** begin Available records **
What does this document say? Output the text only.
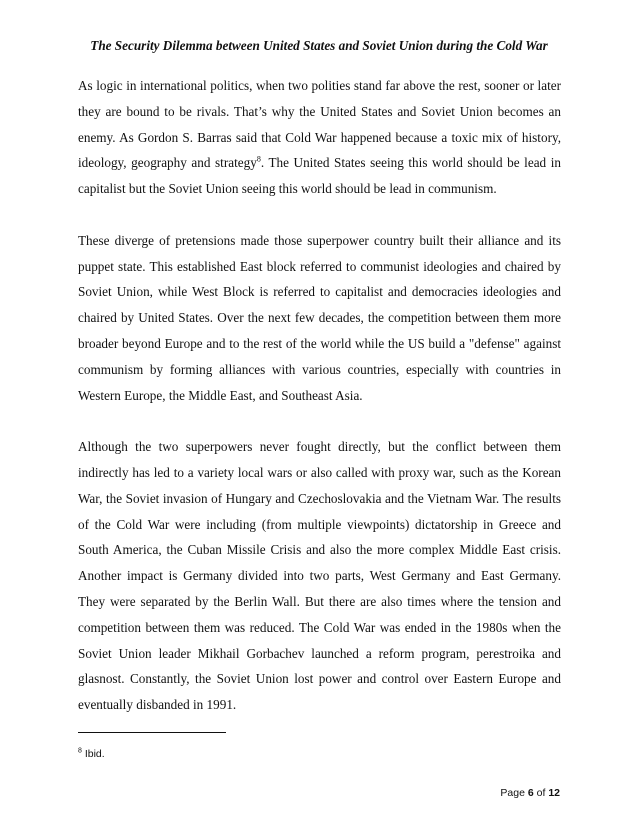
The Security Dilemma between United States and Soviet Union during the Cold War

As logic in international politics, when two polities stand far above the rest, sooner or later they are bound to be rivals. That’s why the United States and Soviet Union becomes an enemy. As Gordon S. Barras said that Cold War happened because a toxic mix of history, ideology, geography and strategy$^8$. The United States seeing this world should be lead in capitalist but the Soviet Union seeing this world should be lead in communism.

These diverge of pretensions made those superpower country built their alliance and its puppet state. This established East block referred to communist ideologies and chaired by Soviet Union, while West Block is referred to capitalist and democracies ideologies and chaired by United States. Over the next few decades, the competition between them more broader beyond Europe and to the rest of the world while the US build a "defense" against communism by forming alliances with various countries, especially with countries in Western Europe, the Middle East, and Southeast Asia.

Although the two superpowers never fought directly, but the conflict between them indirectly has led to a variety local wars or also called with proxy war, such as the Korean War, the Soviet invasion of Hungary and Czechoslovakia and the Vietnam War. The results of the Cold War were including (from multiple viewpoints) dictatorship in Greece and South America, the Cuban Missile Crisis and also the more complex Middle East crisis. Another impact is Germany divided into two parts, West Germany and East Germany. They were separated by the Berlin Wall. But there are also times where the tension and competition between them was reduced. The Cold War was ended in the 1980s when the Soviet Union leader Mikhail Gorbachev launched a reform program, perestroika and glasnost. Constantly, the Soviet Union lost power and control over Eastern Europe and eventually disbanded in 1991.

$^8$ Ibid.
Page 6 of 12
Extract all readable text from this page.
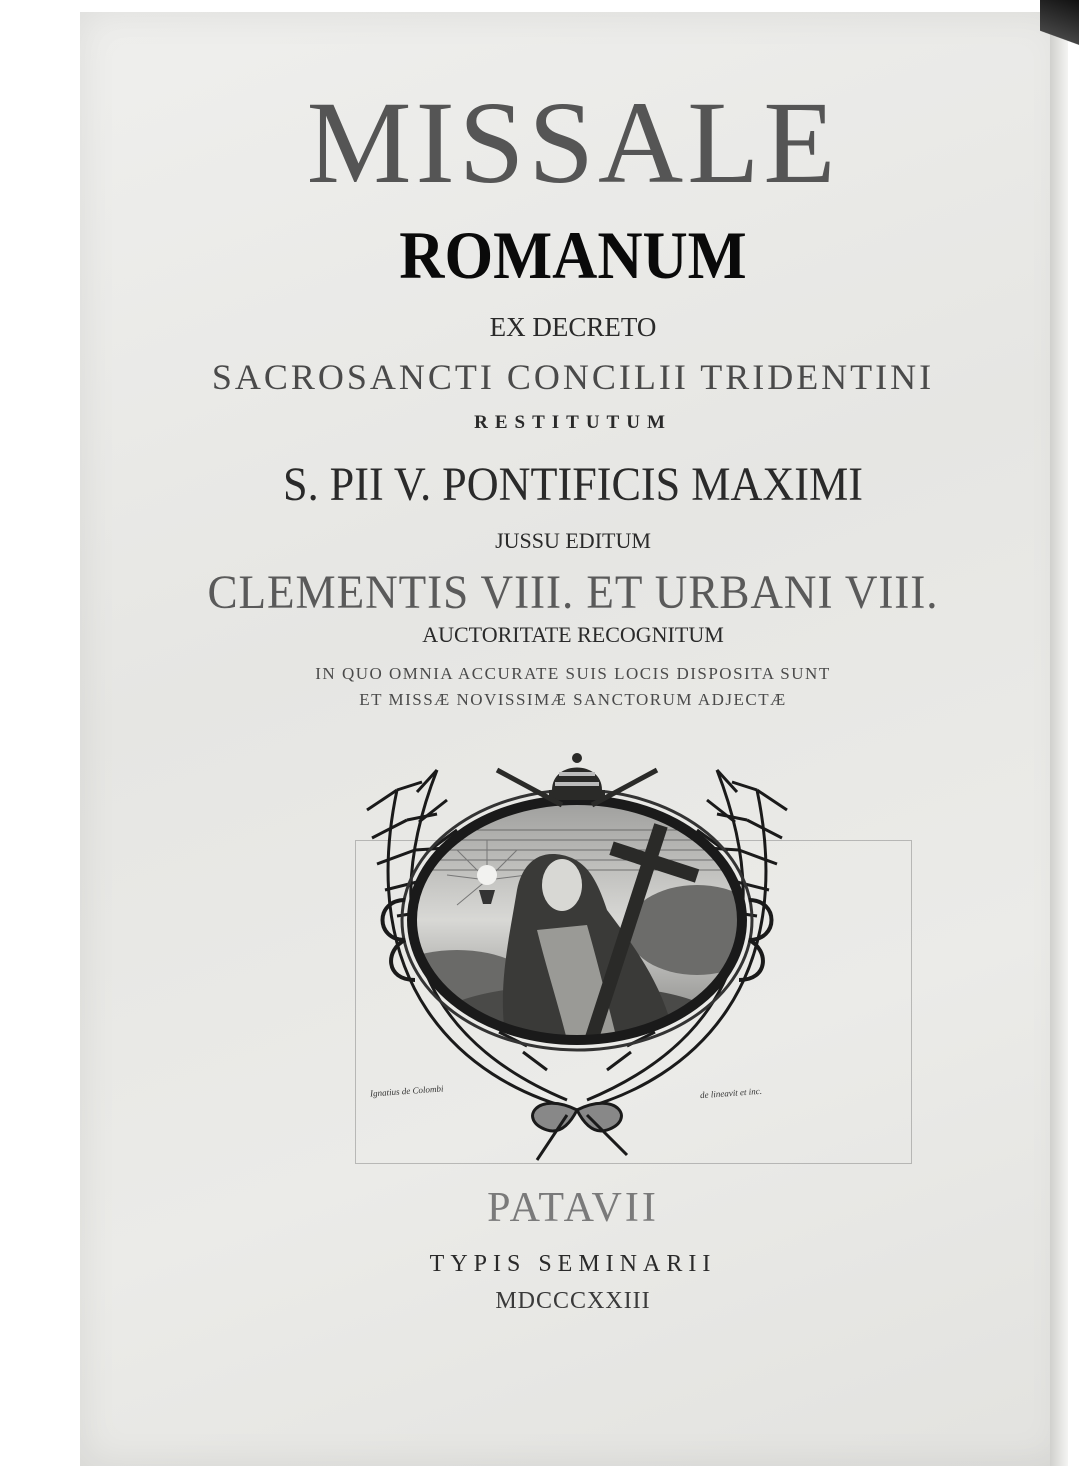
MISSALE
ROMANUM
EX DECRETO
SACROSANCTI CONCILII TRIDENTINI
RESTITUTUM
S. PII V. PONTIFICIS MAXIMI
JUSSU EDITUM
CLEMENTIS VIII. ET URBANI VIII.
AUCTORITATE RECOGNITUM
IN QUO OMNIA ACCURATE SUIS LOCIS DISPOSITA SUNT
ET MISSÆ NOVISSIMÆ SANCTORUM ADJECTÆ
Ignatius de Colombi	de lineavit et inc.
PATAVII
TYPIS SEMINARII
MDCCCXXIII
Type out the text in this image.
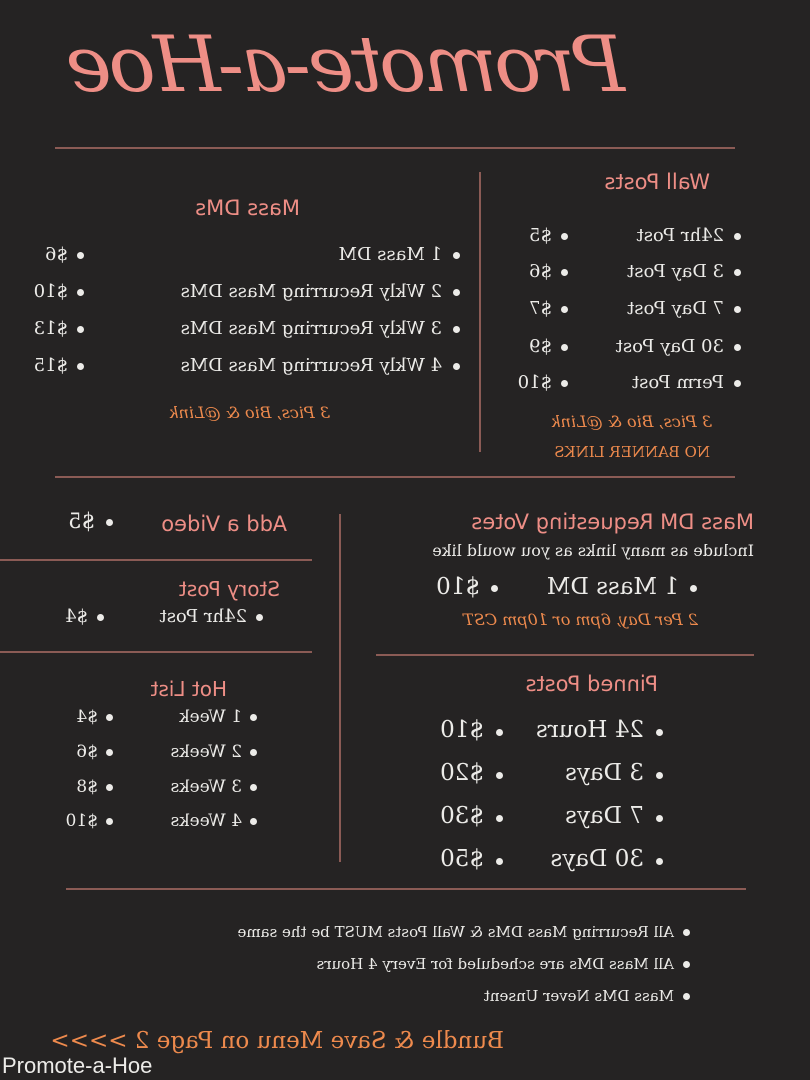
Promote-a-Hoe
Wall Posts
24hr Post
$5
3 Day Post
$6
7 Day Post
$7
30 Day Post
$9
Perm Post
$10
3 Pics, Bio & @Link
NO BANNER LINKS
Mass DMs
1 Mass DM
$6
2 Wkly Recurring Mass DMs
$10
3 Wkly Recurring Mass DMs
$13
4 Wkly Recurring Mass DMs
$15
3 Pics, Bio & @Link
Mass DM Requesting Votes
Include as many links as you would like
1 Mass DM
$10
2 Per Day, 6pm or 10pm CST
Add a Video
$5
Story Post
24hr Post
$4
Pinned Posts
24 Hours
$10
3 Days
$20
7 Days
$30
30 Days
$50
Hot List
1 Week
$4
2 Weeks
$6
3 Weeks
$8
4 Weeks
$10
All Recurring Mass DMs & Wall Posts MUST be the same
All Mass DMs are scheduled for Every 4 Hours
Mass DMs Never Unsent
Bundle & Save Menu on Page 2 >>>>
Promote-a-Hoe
** end Available records **
**Direction:**
Reproduce every record word for word. The copy must contain no pictures.

**Solution to this task:**
What does this document say? Output the text only.
The Security Dilemma between United States and Soviet Union during the Cold War

As logic in international politics, when two polities stand far above the rest, sooner or later they are bound to be rivals. That’s why the United States and Soviet Union becomes an enemy. As Gordon S. Barras said that Cold War happened because a toxic mix of history, ideology, geography and strategy$^8$. The United States seeing this world should be lead in capitalist but the Soviet Union seeing this world should be lead in communism.

These diverge of pretensions made those superpower country built their alliance and its puppet state. This established East block referred to communist ideologies and chaired by Soviet Union, while West Block is referred to capitalist and democracies ideologies and chaired by United States. Over the next few decades, the competition between them more broader beyond Europe and to the rest of the world while the US build a "defense" against communism by forming alliances with various countries, especially with countries in Western Europe, the Middle East, and Southeast Asia.

Although the two superpowers never fought directly, but the conflict between them indirectly has led to a variety local wars or also called with proxy war, such as the Korean War, the Soviet invasion of Hungary and Czechoslovakia and the Vietnam War. The results of the Cold War were including (from multiple viewpoints) dictatorship in Greece and South America, the Cuban Missile Crisis and also the more complex Middle East crisis. Another impact is Germany divided into two parts, West Germany and East Germany. They were separated by the Berlin Wall. But there are also times where the tension and competition between them was reduced. The Cold War was ended in the 1980s when the Soviet Union leader Mikhail Gorbachev launched a reform program, perestroika and glasnost. Constantly, the Soviet Union lost power and control over Eastern Europe and eventually disbanded in 1991.

$^8$ Ibid.
Page 6 of 12
Extract all readable text from this page.
MISSALE
ROMANUM
EX DECRETO
SACROSANCTI CONCILII TRIDENTINI
RESTITUTUM
S. PII V. PONTIFICIS MAXIMI
JUSSU EDITUM
CLEMENTIS VIII. ET URBANI VIII.
AUCTORITATE RECOGNITUM
IN QUO OMNIA ACCURATE SUIS LOCIS DISPOSITA SUNT
ET MISSÆ NOVISSIMÆ SANCTORUM ADJECTÆ
Ignatius de Colombi	de lineavit et inc.
PATAVII
TYPIS SEMINARII
MDCCCXXIII
Type out the text in this image.
Promote-a-Hoe
Wall Posts
24hr Post
$5
3 Day Post
$6
7 Day Post
$7
30 Day Post
$9
Perm Post
$10
3 Pics, Bio & @Link
NO BANNER LINKS
Mass DMs
1 Mass DM
$6
2 Wkly Recurring Mass DMs
$10
3 Wkly Recurring Mass DMs
$13
4 Wkly Recurring Mass DMs
$15
3 Pics, Bio & @Link
Mass DM Requesting Votes
Include as many links as you would like
1 Mass DM
$10
2 Per Day, 6pm or 10pm CST
Add a Video
$5
Story Post
24hr Post
$4
Pinned Posts
24 Hours
$10
3 Days
$20
7 Days
$30
30 Days
$50
Hot List
1 Week
$4
2 Weeks
$6
3 Weeks
$8
4 Weeks
$10
All Recurring Mass DMs & Wall Posts MUST be the same
All Mass DMs are scheduled for Every 4 Hours
Mass DMs Never Unsent
Bundle & Save Menu on Page 2 >>>>
Promote-a-Hoe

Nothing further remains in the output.